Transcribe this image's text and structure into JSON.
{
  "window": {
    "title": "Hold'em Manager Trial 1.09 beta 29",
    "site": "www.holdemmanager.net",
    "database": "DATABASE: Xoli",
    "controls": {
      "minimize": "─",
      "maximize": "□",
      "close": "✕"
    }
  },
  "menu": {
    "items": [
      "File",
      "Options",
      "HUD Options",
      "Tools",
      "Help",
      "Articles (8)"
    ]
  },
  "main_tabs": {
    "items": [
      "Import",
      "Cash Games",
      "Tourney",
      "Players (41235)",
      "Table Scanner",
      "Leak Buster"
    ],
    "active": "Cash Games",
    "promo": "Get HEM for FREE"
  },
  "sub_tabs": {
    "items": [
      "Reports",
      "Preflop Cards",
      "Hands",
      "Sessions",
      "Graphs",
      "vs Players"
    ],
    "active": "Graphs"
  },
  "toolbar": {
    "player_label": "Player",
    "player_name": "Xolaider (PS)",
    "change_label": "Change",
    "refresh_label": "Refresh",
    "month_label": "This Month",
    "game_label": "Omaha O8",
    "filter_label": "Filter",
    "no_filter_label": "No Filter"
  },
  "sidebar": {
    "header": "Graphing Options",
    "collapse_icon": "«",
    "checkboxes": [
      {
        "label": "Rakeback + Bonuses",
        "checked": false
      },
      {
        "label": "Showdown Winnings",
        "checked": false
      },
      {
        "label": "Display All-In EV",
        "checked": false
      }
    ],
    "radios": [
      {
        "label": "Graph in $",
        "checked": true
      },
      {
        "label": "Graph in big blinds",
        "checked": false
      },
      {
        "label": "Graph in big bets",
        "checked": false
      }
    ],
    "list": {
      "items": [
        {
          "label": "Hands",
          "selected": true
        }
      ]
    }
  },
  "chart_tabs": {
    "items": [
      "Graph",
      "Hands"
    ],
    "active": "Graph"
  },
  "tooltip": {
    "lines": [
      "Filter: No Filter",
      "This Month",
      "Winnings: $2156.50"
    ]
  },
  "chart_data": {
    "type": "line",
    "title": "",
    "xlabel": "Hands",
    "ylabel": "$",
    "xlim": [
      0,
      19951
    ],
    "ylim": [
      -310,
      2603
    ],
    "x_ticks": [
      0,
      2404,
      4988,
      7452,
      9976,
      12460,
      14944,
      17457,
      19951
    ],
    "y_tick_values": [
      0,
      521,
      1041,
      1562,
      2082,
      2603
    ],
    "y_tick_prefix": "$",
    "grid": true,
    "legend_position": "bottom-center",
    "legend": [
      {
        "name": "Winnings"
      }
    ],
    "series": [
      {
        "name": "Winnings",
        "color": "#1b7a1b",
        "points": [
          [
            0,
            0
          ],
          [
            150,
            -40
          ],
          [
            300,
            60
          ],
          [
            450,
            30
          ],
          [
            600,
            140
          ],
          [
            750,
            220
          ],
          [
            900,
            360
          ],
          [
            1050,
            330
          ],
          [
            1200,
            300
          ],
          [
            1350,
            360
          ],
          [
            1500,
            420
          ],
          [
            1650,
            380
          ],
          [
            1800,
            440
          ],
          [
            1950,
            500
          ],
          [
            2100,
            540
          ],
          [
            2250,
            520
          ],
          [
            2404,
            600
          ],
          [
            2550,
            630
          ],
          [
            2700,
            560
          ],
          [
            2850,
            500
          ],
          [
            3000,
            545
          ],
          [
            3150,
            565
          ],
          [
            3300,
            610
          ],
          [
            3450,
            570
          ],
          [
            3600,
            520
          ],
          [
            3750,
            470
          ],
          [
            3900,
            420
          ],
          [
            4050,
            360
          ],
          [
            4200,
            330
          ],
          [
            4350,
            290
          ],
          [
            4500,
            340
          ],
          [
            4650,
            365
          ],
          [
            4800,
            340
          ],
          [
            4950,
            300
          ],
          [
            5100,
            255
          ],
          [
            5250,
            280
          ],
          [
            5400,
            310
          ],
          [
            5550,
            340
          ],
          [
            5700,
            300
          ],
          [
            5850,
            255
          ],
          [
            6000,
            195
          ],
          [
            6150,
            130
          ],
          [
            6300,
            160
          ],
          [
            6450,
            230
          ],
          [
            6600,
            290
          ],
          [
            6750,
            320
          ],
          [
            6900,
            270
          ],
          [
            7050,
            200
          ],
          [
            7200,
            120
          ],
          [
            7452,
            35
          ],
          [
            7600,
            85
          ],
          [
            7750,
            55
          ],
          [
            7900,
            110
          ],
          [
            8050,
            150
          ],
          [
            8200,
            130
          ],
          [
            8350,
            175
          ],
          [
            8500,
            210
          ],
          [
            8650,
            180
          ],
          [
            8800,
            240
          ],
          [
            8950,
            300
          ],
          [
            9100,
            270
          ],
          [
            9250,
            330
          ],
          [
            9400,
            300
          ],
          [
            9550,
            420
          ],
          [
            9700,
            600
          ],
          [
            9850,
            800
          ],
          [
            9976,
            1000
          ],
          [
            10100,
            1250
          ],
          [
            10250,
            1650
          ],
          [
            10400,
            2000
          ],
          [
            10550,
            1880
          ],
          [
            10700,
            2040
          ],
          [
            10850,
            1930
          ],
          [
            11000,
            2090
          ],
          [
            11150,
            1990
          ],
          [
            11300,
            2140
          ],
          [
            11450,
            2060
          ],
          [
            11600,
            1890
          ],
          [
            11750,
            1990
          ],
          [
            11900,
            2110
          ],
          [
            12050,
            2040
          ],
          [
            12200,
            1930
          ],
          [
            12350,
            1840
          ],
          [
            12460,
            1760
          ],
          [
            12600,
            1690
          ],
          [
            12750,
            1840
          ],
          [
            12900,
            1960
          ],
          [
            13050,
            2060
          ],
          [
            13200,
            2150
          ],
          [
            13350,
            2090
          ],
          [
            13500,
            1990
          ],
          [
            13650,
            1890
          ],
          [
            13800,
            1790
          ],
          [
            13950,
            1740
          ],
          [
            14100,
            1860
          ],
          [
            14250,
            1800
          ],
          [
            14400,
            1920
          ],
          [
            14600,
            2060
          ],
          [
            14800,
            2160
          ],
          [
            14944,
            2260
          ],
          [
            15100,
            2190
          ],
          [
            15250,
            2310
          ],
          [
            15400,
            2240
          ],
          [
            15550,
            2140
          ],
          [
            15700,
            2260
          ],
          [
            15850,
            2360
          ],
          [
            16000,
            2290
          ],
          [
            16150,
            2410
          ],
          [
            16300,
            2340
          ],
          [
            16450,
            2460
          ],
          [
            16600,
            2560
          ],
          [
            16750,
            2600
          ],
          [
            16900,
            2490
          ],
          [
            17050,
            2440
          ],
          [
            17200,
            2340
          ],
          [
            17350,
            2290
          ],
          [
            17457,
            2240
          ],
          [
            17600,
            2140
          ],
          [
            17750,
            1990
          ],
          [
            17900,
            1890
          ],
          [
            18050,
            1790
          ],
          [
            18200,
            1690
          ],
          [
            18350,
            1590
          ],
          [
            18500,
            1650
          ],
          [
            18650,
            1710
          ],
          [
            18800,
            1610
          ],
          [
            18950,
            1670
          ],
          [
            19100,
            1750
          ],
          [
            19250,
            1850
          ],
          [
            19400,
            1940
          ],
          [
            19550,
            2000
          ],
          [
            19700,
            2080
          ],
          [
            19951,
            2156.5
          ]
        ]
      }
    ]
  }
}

· · · ·

Find "Filter". Copy every line it occurs in.

    "filter_label": "Filter",
    "no_filter_label": "No Filter"
      "Filter: No Filter",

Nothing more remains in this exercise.